▶ [What is needed]: Please continue the patent claim for a fuel cell circulating pump, given below, starting right after its final sentence.

▶ [Text provided]:
----

1. A circulating pump for taking in a moisture mixture containing reaction produced water and non-reacted gas at least from either one of an fuel outlet port and an oxidant outlet port of a fuel cell and for refluxing said non-reacted gas to an inlet port of the gas of said fuel cell, comprising:

a pump casing having an intake port communicating with a lead-in passage for leading in said moisture mixture at least from either one of said fuel outlet port and oxidant outlet port of said fuel cell and a discharge port for sending said non-reacted gas to said inlet port of the gas of said fuel cell;

impellers disposed within said pump casing;

a moisture trap, provided around the center of a front face of said impellers so as to rotate together with said impellers, for trapping moisture within said moisture mixture led into said pump casing via said intake port;

a water collecting section, provided in communication with said moisture trap, for storing water drained out of said moisture trap by rotation of said moisture trap in a state of receiving centrifugal force; and

a drainage mechanism for draining water in said water collecting section out of said water collecting section.

----

▶ [Data provided]:
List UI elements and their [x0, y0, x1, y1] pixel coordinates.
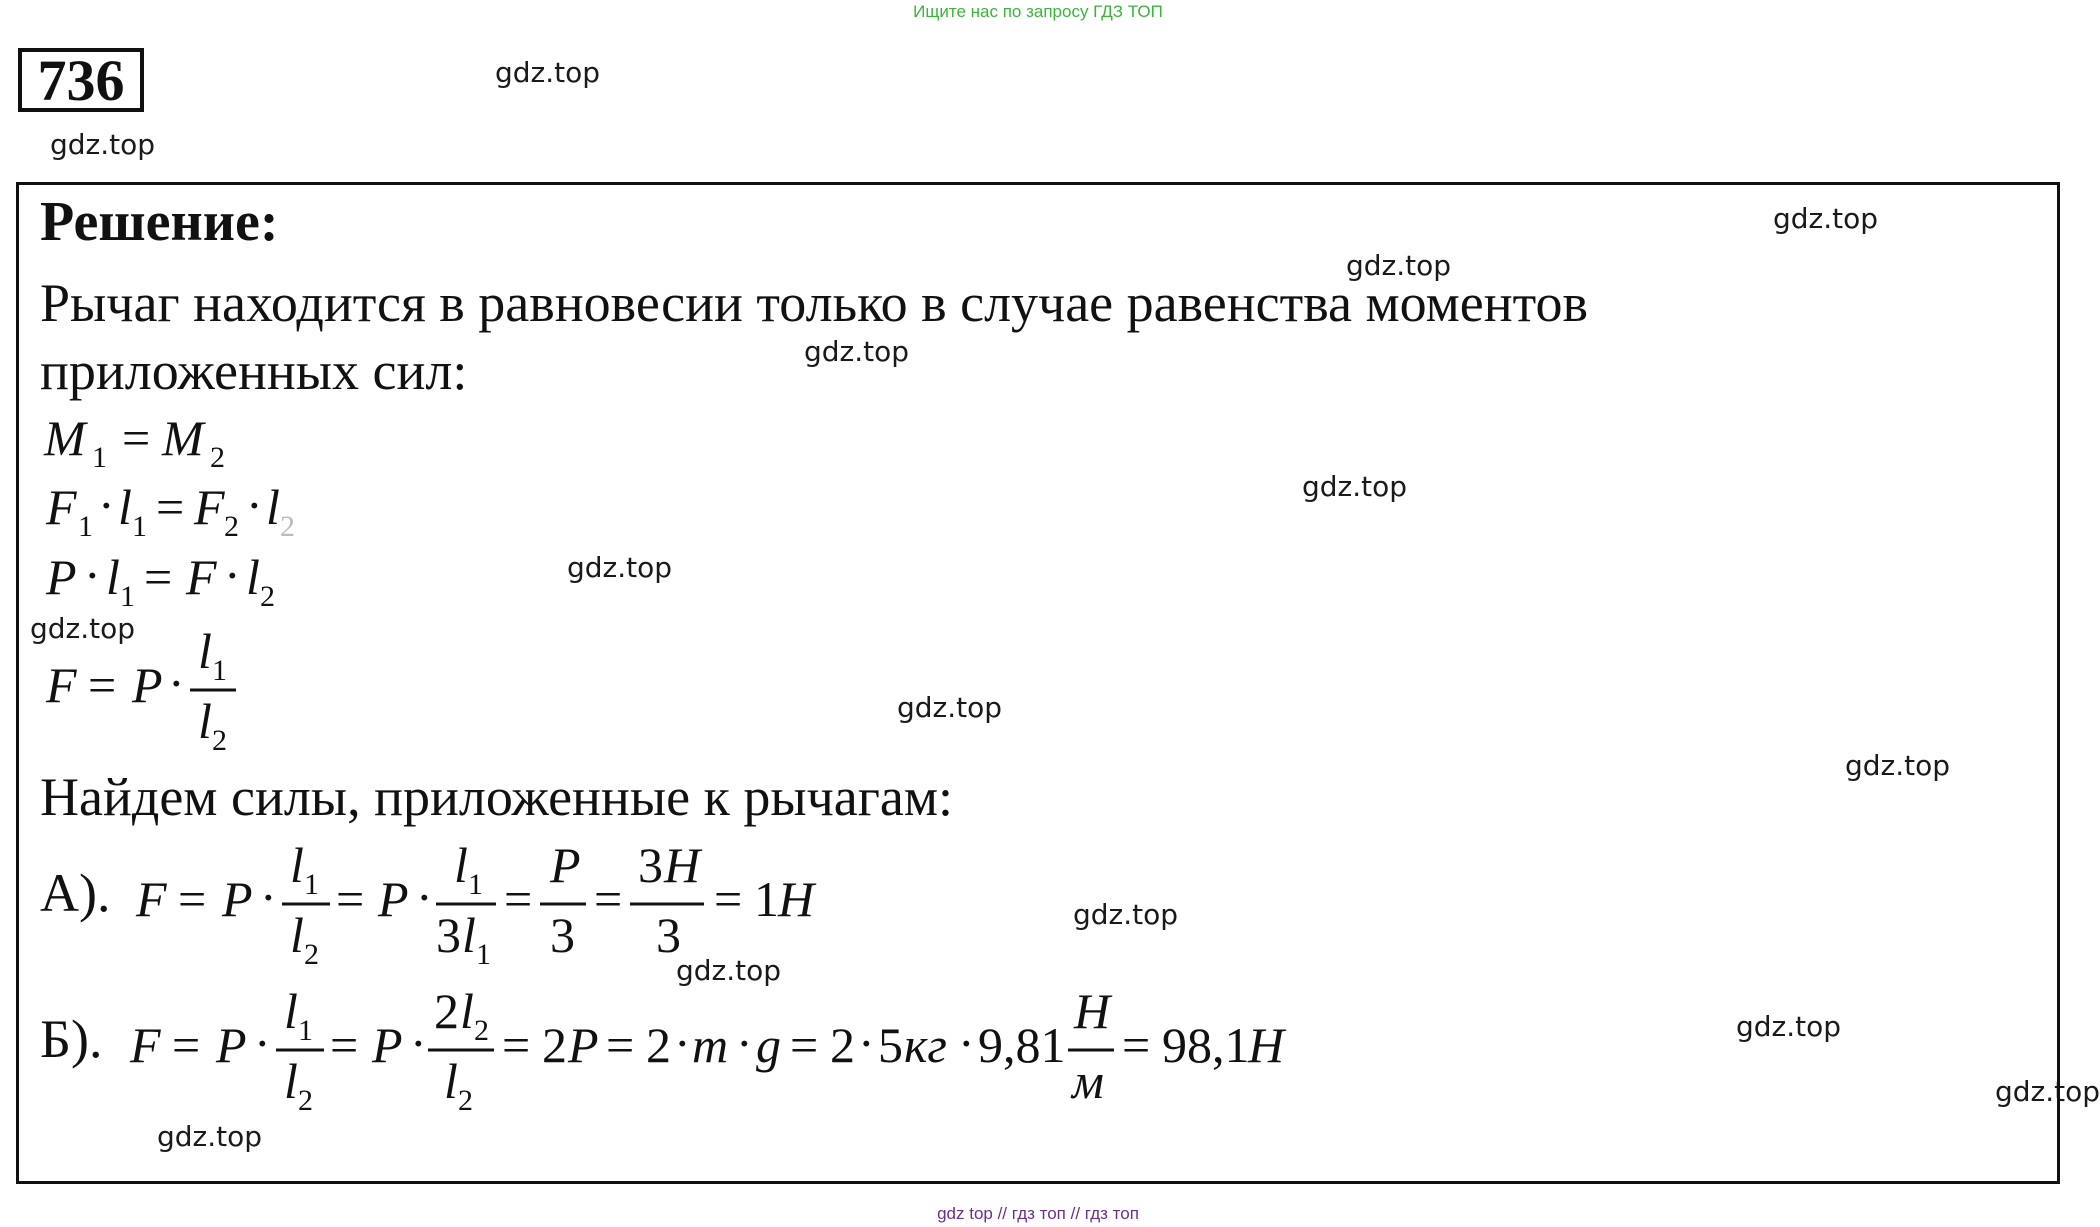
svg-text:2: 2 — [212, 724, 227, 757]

----

▶ [The output]:
2. The circulating pump according to claim 1, further comprising a drain port for draining water from said water collecting section and a drain passage, provided in close proximity to said drain port, for draining water from said drain port; and

said drainage mechanism comprises a Pitot tube whose one end communicates with said water collecting section by opening within water in said water collecting section and whose other end communicates with said drain port; and

a sheet member that closes an outlet port of said drain port and an inlet port of said drain passage by closely adhering to said outlet-side opening end of said drain port and said inlet-side opening end of said drain passage in a state when hydraulic pressure within said Pitot tube is low and that separates from said opening ends of said drain port and drain passage when the hydraulic pressure within said Pitot tube increases, communicating said outlet-side opening end of said drain port with said inlet-side opening end of said drain passage and discharging water in said drain port to said drain passage.

3. The circulating pump according to claim 2, further comprising an urging member, disposed closely behind said sheet member for pressing said sheet member toward said opening of said drain port by its elastic force.

4. The circulating pump according to claim 3, wherein a space is created behind said urging member and a pressure equalizing tube that communicates said space with said lead-in passage is disposed.

5. The circulating pump according to claim 1, wherein said moisture trap is composed of a gas transmitting porous material disposed so as to extend from a front part of said impellers at an end of said gas lead-in section and a rotary center part of said impellers toward the outside in a radial direction.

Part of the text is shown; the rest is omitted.